***** Data shown *****

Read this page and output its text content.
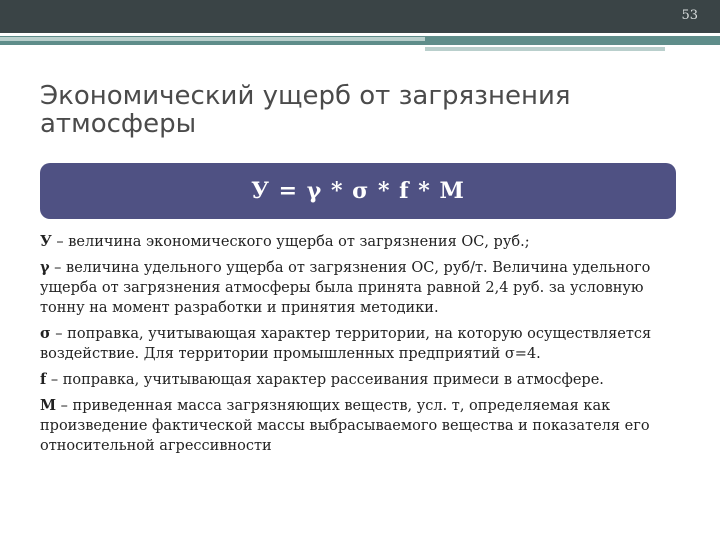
53
Экономический ущерб от загрязнения атмосферы
У = γ * σ * f * М
У – величина экономического ущерба от загрязнения ОС, руб.;
γ – величина удельного ущерба от загрязнения ОС, руб/т. Величина удельного ущерба от загрязнения атмосферы была принята равной 2,4 руб. за условную тонну на момент разработки и принятия методики.
σ – поправка, учитывающая характер территории, на которую осуществляется воздействие. Для территории промышленных предприятий σ=4.
f – поправка, учитывающая характер рассеивания примеси в атмосфере.
М – приведенная масса загрязняющих веществ, усл. т, определяемая как произведение фактической массы выбрасываемого вещества и показателя его относительной агрессивности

*****

### [What to produce]
Exactly reproduce the entries above, minus the pictures.

### [Right answer]
Read this page and output its text content.
53
Экономический ущерб от загрязнения атмосферы
У = γ * σ * f * М
У – величина экономического ущерба от загрязнения ОС, руб.;
γ – величина удельного ущерба от загрязнения ОС, руб/т. Величина удельного ущерба от загрязнения атмосферы была принята равной 2,4 руб. за условную тонну на момент разработки и принятия методики.
σ – поправка, учитывающая характер территории, на которую осуществляется воздействие. Для территории промышленных предприятий σ=4.
f – поправка, учитывающая характер рассеивания примеси в атмосфере.
М – приведенная масса загрязняющих веществ, усл. т, определяемая как произведение фактической массы выбрасываемого вещества и показателя его относительной агрессивности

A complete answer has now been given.